[Data for this exercise]
== == ==

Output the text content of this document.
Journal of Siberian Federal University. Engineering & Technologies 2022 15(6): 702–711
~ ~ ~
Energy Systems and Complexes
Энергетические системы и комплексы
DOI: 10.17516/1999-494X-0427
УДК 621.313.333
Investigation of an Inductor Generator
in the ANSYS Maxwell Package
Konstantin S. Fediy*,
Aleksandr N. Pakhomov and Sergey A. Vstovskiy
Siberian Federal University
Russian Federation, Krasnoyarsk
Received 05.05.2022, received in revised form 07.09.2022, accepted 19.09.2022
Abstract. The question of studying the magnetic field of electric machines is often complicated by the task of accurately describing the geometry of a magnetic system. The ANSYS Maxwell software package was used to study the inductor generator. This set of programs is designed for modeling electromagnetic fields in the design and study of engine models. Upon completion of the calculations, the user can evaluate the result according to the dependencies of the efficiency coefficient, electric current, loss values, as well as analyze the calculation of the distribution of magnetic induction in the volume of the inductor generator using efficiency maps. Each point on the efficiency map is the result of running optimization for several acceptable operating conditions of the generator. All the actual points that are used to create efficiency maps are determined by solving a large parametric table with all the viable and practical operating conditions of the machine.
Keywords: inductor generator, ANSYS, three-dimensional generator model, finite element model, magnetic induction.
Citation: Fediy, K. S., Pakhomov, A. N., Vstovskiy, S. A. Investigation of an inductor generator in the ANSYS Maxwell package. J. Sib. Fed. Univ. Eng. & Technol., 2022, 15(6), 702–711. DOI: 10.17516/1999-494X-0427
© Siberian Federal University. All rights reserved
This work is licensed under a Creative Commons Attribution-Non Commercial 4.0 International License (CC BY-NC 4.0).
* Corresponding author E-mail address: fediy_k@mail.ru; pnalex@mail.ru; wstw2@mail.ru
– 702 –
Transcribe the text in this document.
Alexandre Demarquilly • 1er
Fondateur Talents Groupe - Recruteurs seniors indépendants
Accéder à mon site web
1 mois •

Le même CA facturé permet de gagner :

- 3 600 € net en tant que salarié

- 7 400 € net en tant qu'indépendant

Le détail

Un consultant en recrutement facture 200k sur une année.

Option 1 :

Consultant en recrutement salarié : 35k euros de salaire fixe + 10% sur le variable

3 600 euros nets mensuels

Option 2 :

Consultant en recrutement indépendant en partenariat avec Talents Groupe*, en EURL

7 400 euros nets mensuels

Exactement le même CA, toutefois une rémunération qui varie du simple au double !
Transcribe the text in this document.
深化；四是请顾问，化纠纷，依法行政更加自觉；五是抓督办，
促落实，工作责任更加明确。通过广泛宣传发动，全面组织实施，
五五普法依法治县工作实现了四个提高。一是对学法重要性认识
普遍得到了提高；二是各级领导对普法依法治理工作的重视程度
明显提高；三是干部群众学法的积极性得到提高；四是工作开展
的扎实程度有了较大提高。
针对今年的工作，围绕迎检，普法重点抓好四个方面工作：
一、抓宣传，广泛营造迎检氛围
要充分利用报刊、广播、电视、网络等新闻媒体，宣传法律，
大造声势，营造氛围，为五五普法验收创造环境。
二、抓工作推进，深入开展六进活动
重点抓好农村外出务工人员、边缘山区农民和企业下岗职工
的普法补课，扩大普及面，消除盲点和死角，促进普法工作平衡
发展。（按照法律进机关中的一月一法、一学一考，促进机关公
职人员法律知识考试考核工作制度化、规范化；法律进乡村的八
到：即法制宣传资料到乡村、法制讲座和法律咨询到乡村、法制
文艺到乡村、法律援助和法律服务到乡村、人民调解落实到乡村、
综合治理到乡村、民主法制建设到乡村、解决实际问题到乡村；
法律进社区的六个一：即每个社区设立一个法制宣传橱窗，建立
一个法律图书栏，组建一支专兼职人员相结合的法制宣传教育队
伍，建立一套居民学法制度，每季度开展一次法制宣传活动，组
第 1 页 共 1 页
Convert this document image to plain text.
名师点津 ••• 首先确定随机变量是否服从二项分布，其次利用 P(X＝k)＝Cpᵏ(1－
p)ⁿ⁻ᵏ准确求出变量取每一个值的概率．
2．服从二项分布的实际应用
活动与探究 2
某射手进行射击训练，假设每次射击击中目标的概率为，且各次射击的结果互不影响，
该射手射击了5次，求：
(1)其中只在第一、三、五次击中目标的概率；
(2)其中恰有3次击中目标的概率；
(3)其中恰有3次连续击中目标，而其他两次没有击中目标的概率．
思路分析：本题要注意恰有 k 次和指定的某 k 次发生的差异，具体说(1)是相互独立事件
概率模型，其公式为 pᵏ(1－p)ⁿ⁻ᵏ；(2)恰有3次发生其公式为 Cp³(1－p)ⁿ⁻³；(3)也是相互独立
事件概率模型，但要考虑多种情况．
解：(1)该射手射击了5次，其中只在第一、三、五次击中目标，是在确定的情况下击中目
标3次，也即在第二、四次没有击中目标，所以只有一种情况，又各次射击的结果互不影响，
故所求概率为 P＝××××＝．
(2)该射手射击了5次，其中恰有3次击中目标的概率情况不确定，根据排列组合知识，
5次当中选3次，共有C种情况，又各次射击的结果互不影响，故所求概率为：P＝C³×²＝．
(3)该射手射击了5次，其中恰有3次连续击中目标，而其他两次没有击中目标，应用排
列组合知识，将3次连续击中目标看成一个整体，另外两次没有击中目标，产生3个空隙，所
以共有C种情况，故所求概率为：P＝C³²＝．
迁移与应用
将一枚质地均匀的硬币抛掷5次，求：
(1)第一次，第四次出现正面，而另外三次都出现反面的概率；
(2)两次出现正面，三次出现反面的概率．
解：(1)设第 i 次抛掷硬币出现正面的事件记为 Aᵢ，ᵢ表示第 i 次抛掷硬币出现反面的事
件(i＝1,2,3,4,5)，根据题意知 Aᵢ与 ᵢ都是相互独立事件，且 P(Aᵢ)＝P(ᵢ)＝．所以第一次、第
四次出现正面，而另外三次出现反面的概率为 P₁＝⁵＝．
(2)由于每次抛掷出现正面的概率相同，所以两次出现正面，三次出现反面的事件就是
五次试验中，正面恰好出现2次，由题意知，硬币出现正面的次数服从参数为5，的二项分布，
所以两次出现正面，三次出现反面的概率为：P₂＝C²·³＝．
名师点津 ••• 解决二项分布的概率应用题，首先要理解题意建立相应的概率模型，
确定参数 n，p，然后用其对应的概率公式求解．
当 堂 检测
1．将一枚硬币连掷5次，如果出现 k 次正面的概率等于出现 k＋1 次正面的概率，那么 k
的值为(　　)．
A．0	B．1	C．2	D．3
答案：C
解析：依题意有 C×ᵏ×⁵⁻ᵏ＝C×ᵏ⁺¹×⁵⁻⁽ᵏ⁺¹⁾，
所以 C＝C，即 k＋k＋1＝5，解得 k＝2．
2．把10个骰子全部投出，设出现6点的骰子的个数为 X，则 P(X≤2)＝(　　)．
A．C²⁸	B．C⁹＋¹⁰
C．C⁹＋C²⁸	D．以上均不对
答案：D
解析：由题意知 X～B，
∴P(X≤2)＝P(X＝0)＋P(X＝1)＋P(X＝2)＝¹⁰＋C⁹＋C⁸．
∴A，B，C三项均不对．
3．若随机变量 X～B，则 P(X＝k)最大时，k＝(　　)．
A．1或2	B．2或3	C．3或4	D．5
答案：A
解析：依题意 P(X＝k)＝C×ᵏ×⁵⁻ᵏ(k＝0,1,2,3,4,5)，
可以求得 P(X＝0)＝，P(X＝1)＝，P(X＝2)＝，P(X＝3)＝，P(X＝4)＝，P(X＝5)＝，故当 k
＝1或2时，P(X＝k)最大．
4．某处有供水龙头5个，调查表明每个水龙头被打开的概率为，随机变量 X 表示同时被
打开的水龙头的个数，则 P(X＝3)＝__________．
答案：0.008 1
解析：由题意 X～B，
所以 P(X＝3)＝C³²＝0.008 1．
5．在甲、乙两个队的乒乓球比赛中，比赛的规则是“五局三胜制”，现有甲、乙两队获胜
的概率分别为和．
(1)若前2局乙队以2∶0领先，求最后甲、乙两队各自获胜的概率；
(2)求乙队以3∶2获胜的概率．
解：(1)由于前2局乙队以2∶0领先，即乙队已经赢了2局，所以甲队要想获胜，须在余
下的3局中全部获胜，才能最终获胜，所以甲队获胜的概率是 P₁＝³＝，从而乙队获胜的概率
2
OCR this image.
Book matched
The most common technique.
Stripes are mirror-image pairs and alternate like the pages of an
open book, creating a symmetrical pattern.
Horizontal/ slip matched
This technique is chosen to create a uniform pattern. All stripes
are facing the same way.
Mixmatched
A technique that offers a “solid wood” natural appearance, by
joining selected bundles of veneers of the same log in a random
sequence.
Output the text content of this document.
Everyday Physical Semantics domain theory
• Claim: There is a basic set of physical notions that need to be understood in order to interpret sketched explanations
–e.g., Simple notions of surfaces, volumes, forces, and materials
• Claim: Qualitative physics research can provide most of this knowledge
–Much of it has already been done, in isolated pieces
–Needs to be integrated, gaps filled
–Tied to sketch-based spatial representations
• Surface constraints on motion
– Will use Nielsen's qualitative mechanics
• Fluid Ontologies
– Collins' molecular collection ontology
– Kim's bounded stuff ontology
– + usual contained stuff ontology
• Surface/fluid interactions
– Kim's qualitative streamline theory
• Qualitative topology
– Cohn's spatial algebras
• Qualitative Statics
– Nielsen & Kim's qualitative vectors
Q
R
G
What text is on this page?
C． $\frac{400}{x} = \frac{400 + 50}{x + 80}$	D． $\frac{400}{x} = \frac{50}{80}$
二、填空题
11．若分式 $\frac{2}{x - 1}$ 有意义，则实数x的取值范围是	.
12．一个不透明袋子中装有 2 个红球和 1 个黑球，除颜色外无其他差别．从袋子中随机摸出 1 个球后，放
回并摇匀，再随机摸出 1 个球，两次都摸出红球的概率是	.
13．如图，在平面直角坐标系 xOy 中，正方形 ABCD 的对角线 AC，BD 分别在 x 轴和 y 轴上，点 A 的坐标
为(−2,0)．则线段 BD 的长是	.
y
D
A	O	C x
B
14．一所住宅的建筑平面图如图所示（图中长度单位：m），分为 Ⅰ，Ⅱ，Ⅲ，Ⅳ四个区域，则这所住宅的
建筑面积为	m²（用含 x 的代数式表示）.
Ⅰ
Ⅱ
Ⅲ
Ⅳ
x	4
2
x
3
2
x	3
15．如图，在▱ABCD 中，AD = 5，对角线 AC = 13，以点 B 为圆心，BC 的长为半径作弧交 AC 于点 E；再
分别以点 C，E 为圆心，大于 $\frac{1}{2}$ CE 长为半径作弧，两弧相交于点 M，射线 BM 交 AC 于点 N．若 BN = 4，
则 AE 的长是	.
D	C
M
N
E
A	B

== == ==

[What is asked] Output the lines from the line containing "What text is on this page?" to the end, both included; add nothing.

[Response to this task]
What text is on this page?
C． $\frac{400}{x} = \frac{400 + 50}{x + 80}$	D． $\frac{400}{x} = \frac{50}{80}$
二、填空题
11．若分式 $\frac{2}{x - 1}$ 有意义，则实数x的取值范围是	.
12．一个不透明袋子中装有 2 个红球和 1 个黑球，除颜色外无其他差别．从袋子中随机摸出 1 个球后，放
回并摇匀，再随机摸出 1 个球，两次都摸出红球的概率是	.
13．如图，在平面直角坐标系 xOy 中，正方形 ABCD 的对角线 AC，BD 分别在 x 轴和 y 轴上，点 A 的坐标
为(−2,0)．则线段 BD 的长是	.
y
D
A	O	C x
B
14．一所住宅的建筑平面图如图所示（图中长度单位：m），分为 Ⅰ，Ⅱ，Ⅲ，Ⅳ四个区域，则这所住宅的
建筑面积为	m²（用含 x 的代数式表示）.
Ⅰ
Ⅱ
Ⅲ
Ⅳ
x	4
2
x
3
2
x	3
15．如图，在▱ABCD 中，AD = 5，对角线 AC = 13，以点 B 为圆心，BC 的长为半径作弧交 AC 于点 E；再
分别以点 C，E 为圆心，大于 $\frac{1}{2}$ CE 长为半径作弧，两弧相交于点 M，射线 BM 交 AC 于点 N．若 BN = 4，
则 AE 的长是	.
D	C
M
N
E
A	B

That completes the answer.